Goal:
Transcribe the data in full and exactly, omitting any pictures.
┏━━
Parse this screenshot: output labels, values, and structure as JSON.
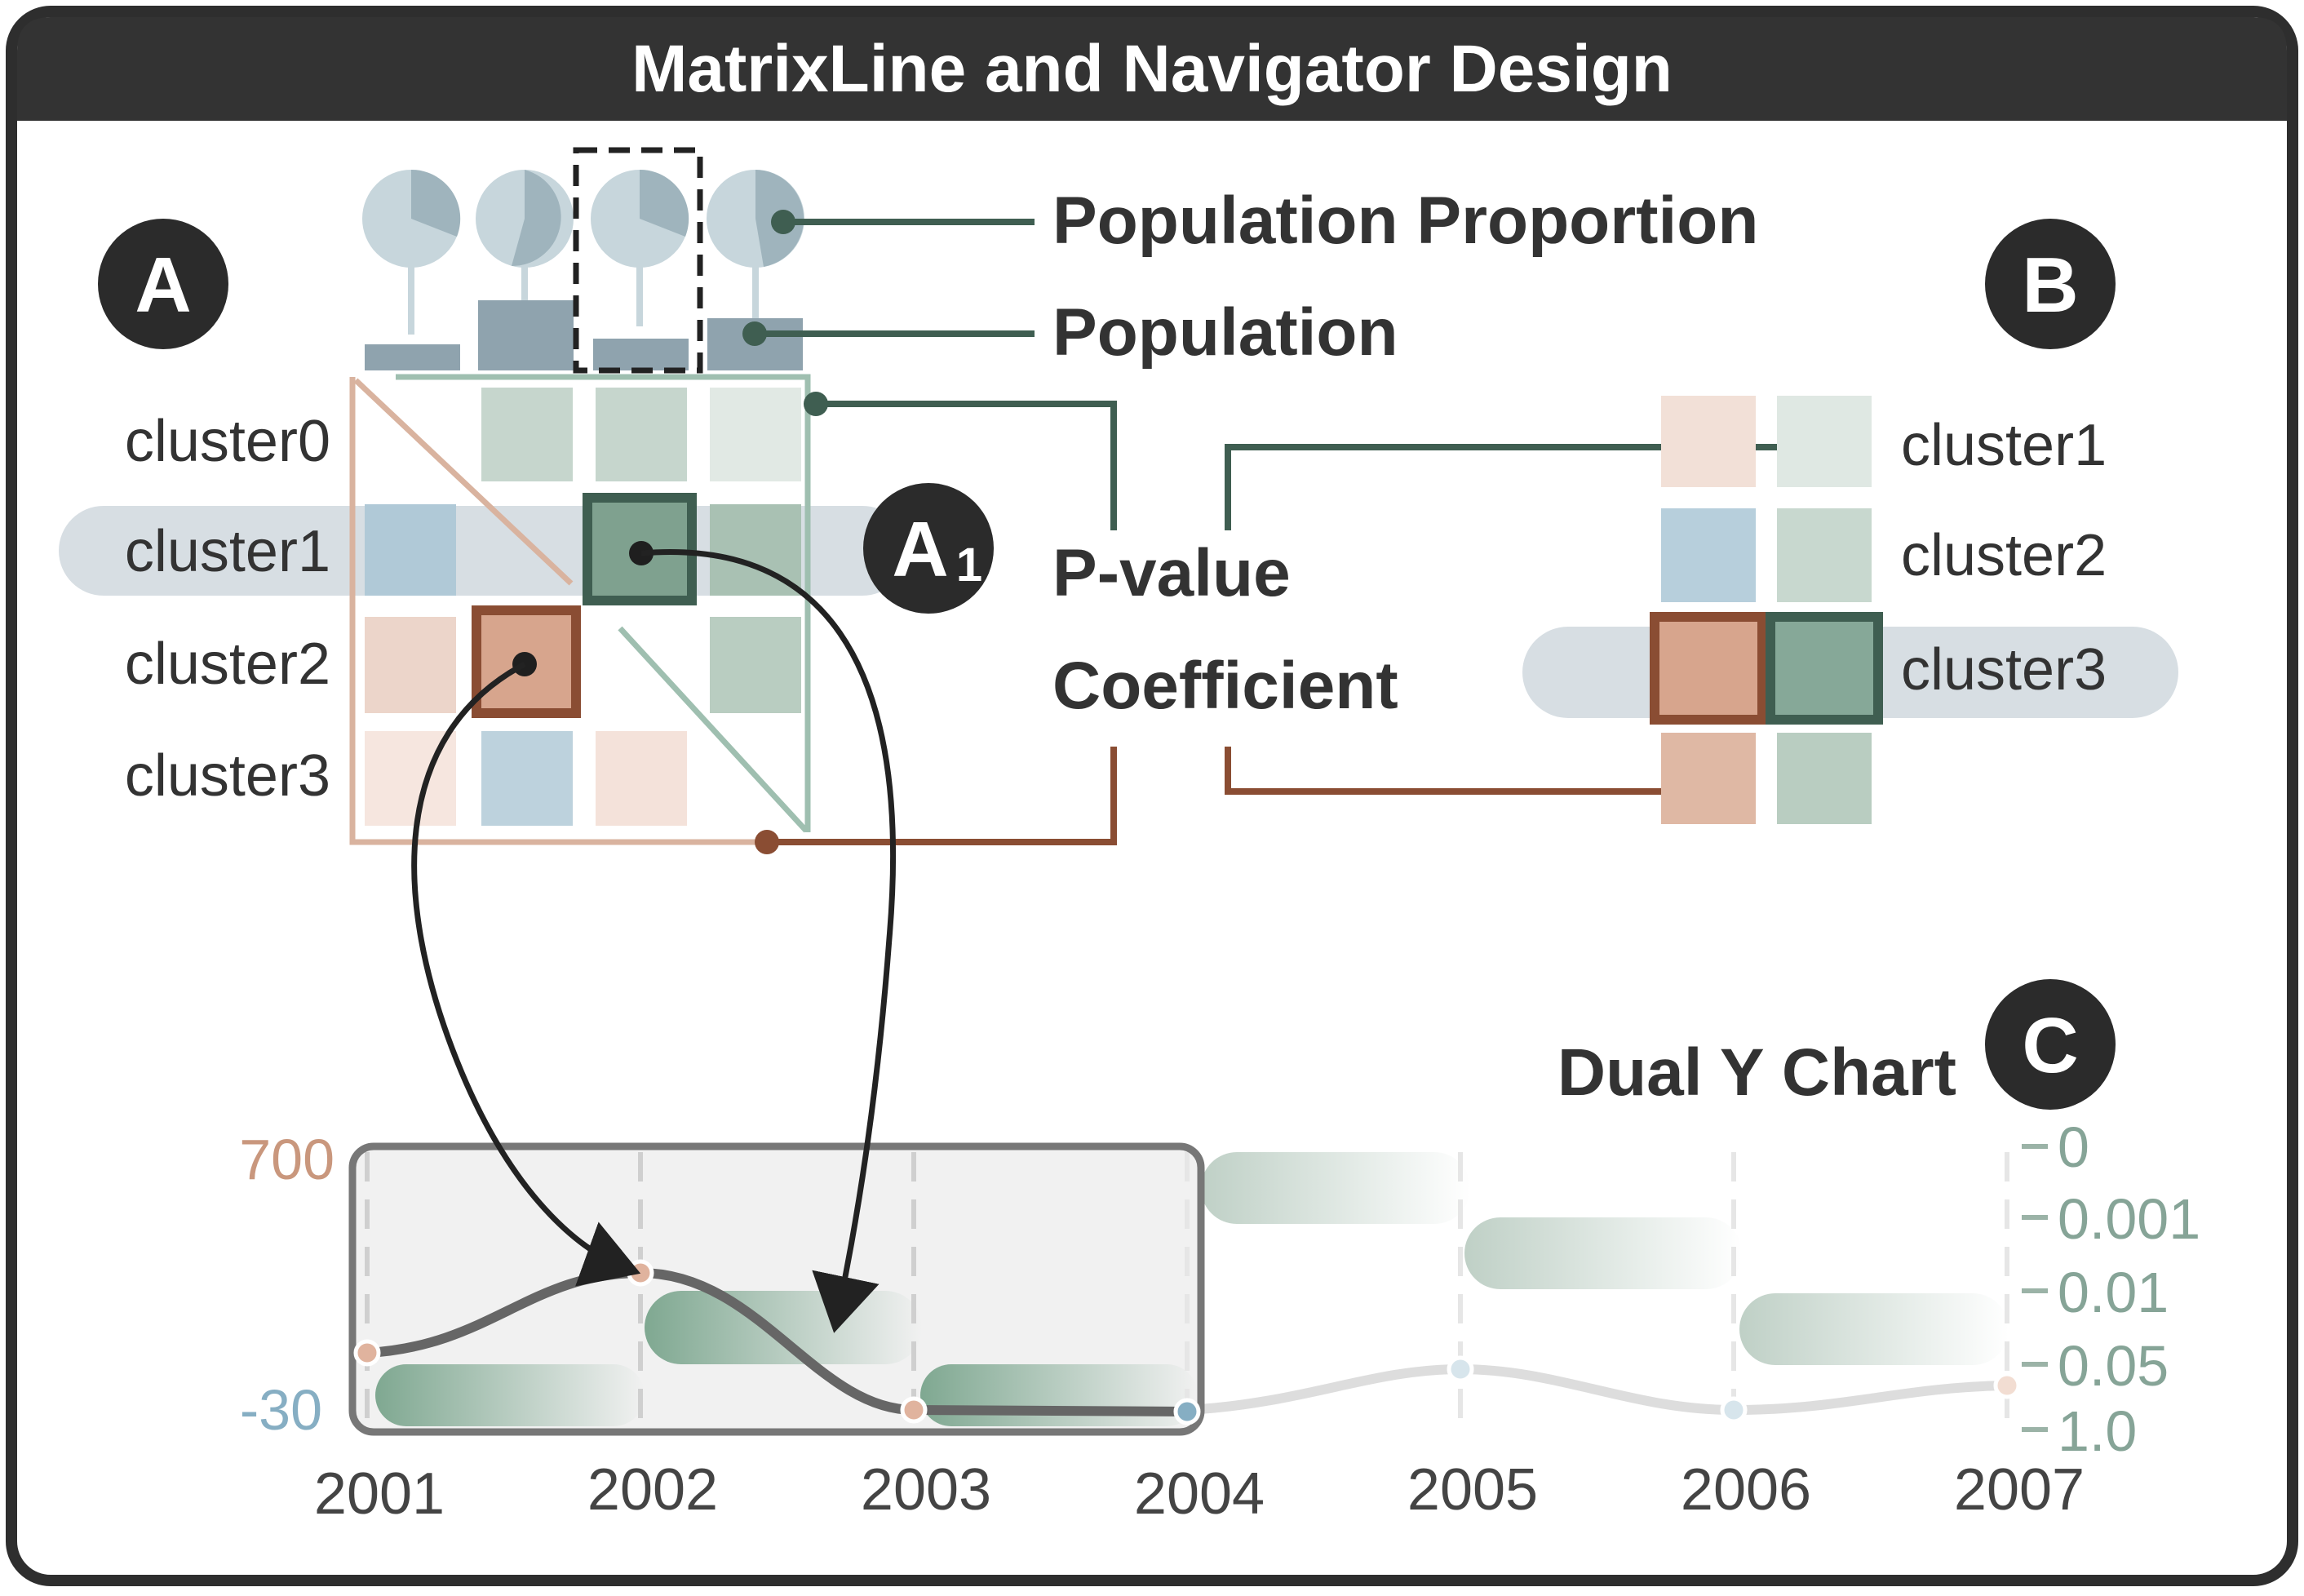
{
  "title": "MatrixLine and Navigator Design",
  "badges": {
    "a": "A",
    "a1": "A",
    "a1_sub": "1",
    "b": "B",
    "c": "C"
  },
  "legend": {
    "population_proportion": "Population Proportion",
    "population": "Population",
    "p_value": "P-value",
    "coefficient": "Coefficient"
  },
  "matrix_a": {
    "rows": [
      "cluster0",
      "cluster1",
      "cluster2",
      "cluster3"
    ]
  },
  "matrix_b": {
    "rows": [
      "cluster1",
      "cluster2",
      "cluster3"
    ]
  },
  "dual_chart": {
    "title": "Dual Y Chart",
    "left_axis": [
      "700",
      "-30"
    ],
    "right_axis": [
      "0",
      "0.001",
      "0.01",
      "0.05",
      "1.0"
    ],
    "years": [
      "2001",
      "2002",
      "2003",
      "2004",
      "2005",
      "2006",
      "2007"
    ]
  },
  "colors": {
    "frame": "#333333",
    "coefficient": "#c9977d",
    "coefficient_dark": "#8a4d33",
    "p_value": "#8fb5a2",
    "p_value_dark": "#3f5e51",
    "negative": "#8fb4cc",
    "pie": "#c7d6dc",
    "bar": "#8fa3ae"
  }
}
┗━━
Full response:
Parse this screenshot: output labels, values, and structure as JSON.
{
  "title": "MatrixLine and Navigator Design",
  "badges": {
    "a": "A",
    "a1": "A",
    "a1_sub": "1",
    "b": "B",
    "c": "C"
  },
  "legend": {
    "population_proportion": "Population Proportion",
    "population": "Population",
    "p_value": "P-value",
    "coefficient": "Coefficient"
  },
  "matrix_a": {
    "rows": [
      "cluster0",
      "cluster1",
      "cluster2",
      "cluster3"
    ]
  },
  "matrix_b": {
    "rows": [
      "cluster1",
      "cluster2",
      "cluster3"
    ]
  },
  "dual_chart": {
    "title": "Dual Y Chart",
    "left_axis": [
      "700",
      "-30"
    ],
    "right_axis": [
      "0",
      "0.001",
      "0.01",
      "0.05",
      "1.0"
    ],
    "years": [
      "2001",
      "2002",
      "2003",
      "2004",
      "2005",
      "2006",
      "2007"
    ]
  },
  "colors": {
    "frame": "#333333",
    "coefficient": "#c9977d",
    "coefficient_dark": "#8a4d33",
    "p_value": "#8fb5a2",
    "p_value_dark": "#3f5e51",
    "negative": "#8fb4cc",
    "pie": "#c7d6dc",
    "bar": "#8fa3ae"
  }
}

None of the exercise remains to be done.